**WHAT YOU HAVE TO DO:** Go through the data below and gather each line containing "text".

**GIVEN RECORDS:**
- - -

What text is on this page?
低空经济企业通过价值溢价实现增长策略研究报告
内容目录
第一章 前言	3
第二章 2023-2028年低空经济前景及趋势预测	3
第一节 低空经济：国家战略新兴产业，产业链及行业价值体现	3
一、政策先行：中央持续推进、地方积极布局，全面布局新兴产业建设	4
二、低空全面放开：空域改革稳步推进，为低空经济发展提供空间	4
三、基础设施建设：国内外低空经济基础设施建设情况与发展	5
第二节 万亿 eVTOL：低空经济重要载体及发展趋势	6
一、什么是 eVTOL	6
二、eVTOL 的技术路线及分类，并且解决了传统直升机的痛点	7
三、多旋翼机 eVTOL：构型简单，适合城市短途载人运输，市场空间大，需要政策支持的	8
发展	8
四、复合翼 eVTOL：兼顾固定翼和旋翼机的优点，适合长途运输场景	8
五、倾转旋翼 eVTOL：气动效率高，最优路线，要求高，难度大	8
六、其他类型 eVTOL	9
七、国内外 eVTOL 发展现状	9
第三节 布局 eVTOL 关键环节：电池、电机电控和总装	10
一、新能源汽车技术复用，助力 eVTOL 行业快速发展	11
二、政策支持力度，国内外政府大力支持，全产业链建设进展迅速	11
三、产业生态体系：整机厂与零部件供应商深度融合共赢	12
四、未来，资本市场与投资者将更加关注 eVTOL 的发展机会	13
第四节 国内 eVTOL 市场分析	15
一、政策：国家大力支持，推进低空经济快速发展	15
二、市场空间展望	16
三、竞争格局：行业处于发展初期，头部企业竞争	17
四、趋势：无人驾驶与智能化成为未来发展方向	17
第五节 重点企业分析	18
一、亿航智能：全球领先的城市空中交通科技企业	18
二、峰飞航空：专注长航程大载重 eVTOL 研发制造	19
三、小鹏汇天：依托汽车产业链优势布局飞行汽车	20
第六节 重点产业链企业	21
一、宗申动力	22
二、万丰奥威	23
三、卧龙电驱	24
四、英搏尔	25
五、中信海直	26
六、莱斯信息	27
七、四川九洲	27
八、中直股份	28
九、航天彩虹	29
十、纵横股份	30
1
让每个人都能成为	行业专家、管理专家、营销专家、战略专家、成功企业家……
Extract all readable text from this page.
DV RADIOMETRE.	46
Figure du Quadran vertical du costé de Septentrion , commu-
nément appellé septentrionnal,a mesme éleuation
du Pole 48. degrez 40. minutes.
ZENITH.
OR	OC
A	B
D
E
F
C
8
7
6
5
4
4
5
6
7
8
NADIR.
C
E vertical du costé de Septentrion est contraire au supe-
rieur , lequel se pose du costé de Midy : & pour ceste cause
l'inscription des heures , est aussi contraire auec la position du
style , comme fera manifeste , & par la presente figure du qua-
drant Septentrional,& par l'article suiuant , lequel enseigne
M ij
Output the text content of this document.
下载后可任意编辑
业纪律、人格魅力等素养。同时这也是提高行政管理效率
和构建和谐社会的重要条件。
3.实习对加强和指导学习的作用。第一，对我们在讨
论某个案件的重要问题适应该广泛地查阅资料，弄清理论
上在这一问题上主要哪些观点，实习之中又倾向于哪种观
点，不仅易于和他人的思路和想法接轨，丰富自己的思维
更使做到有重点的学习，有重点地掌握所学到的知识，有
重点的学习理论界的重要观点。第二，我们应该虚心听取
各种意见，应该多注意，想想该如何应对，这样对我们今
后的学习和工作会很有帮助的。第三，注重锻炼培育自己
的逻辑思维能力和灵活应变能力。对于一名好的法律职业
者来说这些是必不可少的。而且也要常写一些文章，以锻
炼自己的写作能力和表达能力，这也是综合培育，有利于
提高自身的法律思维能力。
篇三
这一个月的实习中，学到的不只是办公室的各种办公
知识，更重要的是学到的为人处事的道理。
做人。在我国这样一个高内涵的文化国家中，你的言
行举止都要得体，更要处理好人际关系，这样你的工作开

- - -

**FULL ANSWER:**
What text is on this page?
Extract all readable text from this page.
Output the text content of this document.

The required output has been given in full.